··· Records for the task

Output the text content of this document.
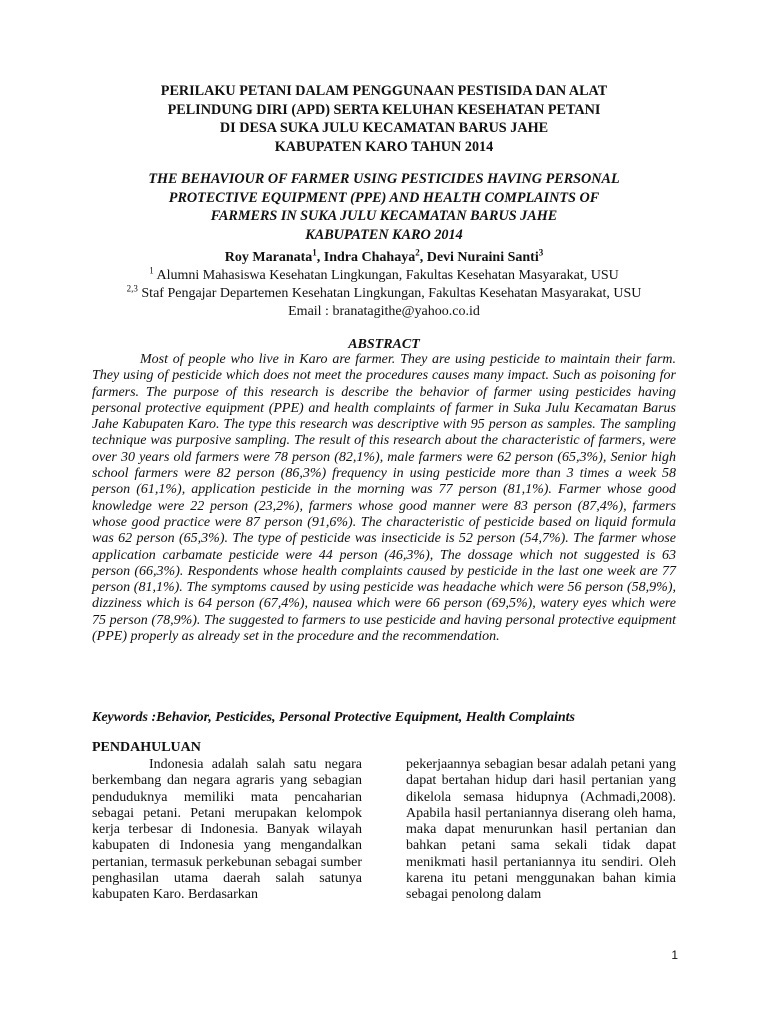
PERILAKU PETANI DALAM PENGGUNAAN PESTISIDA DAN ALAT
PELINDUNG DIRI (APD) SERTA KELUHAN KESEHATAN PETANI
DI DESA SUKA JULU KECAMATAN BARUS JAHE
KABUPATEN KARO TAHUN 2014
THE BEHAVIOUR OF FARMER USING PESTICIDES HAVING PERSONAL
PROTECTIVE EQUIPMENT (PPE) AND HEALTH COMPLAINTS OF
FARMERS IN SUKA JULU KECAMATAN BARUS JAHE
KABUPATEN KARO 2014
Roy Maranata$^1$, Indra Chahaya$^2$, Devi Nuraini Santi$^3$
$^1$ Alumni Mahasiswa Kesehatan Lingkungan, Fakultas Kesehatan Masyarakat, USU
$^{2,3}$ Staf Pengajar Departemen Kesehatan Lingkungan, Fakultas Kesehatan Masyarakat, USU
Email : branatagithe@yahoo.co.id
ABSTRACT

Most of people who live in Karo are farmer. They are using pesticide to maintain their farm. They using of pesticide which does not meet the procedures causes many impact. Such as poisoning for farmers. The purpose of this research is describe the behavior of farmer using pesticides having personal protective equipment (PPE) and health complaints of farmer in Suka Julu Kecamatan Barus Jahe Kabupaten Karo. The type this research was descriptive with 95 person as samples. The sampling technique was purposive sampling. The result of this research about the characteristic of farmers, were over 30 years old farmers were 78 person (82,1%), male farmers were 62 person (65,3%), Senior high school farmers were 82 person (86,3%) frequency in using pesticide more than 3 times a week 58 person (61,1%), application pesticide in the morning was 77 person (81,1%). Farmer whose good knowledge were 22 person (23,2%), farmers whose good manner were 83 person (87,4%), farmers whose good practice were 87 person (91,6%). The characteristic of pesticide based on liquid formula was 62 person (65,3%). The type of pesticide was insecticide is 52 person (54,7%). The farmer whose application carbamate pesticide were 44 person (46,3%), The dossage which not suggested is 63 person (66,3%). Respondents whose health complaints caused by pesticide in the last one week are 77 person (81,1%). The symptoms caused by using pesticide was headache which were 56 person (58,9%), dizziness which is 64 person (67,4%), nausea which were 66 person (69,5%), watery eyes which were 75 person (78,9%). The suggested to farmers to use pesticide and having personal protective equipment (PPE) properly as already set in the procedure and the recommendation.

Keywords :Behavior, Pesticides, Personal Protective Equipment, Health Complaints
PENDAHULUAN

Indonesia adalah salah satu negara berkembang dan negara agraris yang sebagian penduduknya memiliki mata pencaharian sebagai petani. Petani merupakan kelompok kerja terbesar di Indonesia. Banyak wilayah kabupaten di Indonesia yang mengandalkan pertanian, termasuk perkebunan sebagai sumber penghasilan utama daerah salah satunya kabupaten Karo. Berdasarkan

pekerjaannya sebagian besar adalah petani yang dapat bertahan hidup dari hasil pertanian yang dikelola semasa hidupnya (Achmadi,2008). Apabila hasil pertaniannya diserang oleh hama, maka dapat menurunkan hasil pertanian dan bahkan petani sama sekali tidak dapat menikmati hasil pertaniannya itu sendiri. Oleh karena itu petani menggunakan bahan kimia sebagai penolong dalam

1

······
··· Records for the task

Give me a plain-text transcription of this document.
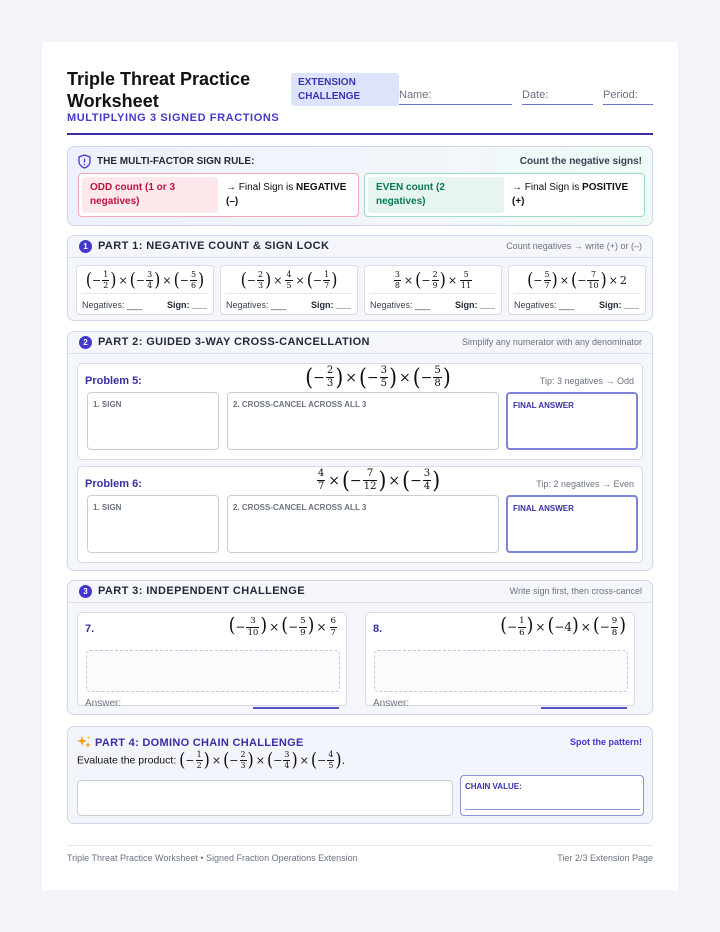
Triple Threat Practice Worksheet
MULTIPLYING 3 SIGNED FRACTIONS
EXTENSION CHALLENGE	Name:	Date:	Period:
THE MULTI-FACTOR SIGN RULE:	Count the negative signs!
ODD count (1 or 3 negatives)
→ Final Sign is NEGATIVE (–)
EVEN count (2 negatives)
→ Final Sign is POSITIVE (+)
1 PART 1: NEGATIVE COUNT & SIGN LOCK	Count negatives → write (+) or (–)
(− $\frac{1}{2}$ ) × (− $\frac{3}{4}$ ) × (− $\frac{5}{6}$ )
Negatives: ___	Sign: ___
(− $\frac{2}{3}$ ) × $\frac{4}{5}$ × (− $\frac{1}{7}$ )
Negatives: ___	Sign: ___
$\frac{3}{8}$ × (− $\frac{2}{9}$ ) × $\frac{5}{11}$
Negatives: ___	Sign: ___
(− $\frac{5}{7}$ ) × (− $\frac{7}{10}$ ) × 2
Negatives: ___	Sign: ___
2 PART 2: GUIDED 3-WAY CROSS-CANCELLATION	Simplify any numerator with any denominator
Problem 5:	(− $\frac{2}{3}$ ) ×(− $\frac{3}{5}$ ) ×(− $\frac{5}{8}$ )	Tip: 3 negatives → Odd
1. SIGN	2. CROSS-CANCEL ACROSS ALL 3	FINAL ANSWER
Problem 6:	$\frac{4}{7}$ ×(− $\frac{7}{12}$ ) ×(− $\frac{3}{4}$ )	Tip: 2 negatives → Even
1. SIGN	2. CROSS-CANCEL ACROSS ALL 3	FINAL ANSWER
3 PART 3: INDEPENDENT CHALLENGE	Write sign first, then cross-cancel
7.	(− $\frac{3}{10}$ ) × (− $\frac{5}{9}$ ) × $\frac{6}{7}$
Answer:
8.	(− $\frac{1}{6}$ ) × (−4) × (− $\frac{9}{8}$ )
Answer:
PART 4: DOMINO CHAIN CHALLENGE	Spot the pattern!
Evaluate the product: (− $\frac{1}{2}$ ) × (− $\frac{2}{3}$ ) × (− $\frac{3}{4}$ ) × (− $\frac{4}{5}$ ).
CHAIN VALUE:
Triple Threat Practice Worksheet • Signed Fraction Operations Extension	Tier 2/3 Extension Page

······
··· Records for the task

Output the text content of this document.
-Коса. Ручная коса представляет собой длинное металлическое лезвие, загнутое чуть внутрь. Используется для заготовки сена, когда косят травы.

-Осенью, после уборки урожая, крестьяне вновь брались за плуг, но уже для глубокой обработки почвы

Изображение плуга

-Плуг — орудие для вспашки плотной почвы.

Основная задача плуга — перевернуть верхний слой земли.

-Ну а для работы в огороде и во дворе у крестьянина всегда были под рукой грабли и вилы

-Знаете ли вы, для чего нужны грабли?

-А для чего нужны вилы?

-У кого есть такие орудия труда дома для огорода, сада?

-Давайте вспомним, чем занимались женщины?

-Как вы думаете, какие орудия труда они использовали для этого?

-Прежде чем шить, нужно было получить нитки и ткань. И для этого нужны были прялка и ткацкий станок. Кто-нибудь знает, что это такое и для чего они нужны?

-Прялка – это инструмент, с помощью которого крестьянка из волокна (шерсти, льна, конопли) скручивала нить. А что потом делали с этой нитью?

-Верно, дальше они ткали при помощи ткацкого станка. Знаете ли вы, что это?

······

> Task requirements
Count how many lines contain "Problem" and give only that count.

> Written solution
2